**Work to do**
Each line below should be reproduced without any alteration.

**Material provided**
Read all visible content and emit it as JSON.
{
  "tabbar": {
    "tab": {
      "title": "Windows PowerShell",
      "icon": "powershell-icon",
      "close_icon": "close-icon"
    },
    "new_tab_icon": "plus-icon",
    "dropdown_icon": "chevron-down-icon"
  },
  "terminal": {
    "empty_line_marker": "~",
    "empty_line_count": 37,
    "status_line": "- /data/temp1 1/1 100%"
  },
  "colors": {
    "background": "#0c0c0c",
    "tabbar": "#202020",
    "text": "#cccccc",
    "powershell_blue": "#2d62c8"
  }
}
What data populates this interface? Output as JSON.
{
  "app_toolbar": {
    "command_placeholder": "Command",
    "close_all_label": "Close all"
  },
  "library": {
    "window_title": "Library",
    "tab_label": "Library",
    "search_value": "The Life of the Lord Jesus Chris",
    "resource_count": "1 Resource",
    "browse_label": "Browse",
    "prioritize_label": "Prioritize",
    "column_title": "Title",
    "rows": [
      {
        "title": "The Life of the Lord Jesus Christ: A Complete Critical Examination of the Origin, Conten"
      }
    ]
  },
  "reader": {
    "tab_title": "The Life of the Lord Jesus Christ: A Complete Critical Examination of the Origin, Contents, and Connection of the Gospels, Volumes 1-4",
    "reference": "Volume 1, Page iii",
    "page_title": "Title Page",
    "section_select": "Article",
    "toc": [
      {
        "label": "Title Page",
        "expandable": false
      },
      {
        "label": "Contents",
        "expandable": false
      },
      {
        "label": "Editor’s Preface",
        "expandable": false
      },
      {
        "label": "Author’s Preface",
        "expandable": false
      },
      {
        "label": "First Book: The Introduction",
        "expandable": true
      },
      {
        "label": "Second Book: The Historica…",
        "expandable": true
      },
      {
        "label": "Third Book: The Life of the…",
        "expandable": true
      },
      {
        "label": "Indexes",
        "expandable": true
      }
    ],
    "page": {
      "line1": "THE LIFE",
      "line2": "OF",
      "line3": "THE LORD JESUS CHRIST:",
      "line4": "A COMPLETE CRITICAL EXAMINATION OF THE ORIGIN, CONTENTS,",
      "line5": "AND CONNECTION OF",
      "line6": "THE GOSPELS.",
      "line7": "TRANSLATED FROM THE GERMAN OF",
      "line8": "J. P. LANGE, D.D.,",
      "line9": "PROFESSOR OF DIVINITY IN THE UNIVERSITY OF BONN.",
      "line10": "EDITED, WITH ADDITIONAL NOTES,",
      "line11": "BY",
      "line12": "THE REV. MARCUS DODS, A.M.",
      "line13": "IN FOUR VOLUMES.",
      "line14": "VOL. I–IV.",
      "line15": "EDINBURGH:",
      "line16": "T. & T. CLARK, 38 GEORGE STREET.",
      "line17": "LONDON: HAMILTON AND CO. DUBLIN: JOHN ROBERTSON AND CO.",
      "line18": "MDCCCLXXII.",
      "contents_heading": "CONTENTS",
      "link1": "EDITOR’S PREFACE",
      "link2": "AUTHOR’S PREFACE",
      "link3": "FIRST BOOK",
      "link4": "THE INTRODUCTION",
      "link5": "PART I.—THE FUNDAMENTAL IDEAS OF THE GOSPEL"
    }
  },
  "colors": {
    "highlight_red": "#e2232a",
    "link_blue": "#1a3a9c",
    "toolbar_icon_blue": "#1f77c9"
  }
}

**Response**
Read all visible content and emit it as JSON.
{
  "tabbar": {
    "tab": {
      "title": "Windows PowerShell",
      "icon": "powershell-icon",
      "close_icon": "close-icon"
    },
    "new_tab_icon": "plus-icon",
    "dropdown_icon": "chevron-down-icon"
  },
  "terminal": {
    "empty_line_marker": "~",
    "empty_line_count": 37,
    "status_line": "- /data/temp1 1/1 100%"
  },
  "colors": {
    "background": "#0c0c0c",
    "tabbar": "#202020",
    "text": "#cccccc",
    "powershell_blue": "#2d62c8"
  }
}
What data populates this interface? Output as JSON.
{
  "app_toolbar": {
    "command_placeholder": "Command",
    "close_all_label": "Close all"
  },
  "library": {
    "window_title": "Library",
    "tab_label": "Library",
    "search_value": "The Life of the Lord Jesus Chris",
    "resource_count": "1 Resource",
    "browse_label": "Browse",
    "prioritize_label": "Prioritize",
    "column_title": "Title",
    "rows": [
      {
        "title": "The Life of the Lord Jesus Christ: A Complete Critical Examination of the Origin, Conten"
      }
    ]
  },
  "reader": {
    "tab_title": "The Life of the Lord Jesus Christ: A Complete Critical Examination of the Origin, Contents, and Connection of the Gospels, Volumes 1-4",
    "reference": "Volume 1, Page iii",
    "page_title": "Title Page",
    "section_select": "Article",
    "toc": [
      {
        "label": "Title Page",
        "expandable": false
      },
      {
        "label": "Contents",
        "expandable": false
      },
      {
        "label": "Editor’s Preface",
        "expandable": false
      },
      {
        "label": "Author’s Preface",
        "expandable": false
      },
      {
        "label": "First Book: The Introduction",
        "expandable": true
      },
      {
        "label": "Second Book: The Historica…",
        "expandable": true
      },
      {
        "label": "Third Book: The Life of the…",
        "expandable": true
      },
      {
        "label": "Indexes",
        "expandable": true
      }
    ],
    "page": {
      "line1": "THE LIFE",
      "line2": "OF",
      "line3": "THE LORD JESUS CHRIST:",
      "line4": "A COMPLETE CRITICAL EXAMINATION OF THE ORIGIN, CONTENTS,",
      "line5": "AND CONNECTION OF",
      "line6": "THE GOSPELS.",
      "line7": "TRANSLATED FROM THE GERMAN OF",
      "line8": "J. P. LANGE, D.D.,",
      "line9": "PROFESSOR OF DIVINITY IN THE UNIVERSITY OF BONN.",
      "line10": "EDITED, WITH ADDITIONAL NOTES,",
      "line11": "BY",
      "line12": "THE REV. MARCUS DODS, A.M.",
      "line13": "IN FOUR VOLUMES.",
      "line14": "VOL. I–IV.",
      "line15": "EDINBURGH:",
      "line16": "T. & T. CLARK, 38 GEORGE STREET.",
      "line17": "LONDON: HAMILTON AND CO. DUBLIN: JOHN ROBERTSON AND CO.",
      "line18": "MDCCCLXXII.",
      "contents_heading": "CONTENTS",
      "link1": "EDITOR’S PREFACE",
      "link2": "AUTHOR’S PREFACE",
      "link3": "FIRST BOOK",
      "link4": "THE INTRODUCTION",
      "link5": "PART I.—THE FUNDAMENTAL IDEAS OF THE GOSPEL"
    }
  },
  "colors": {
    "highlight_red": "#e2232a",
    "link_blue": "#1a3a9c",
    "toolbar_icon_blue": "#1f77c9"
  }
}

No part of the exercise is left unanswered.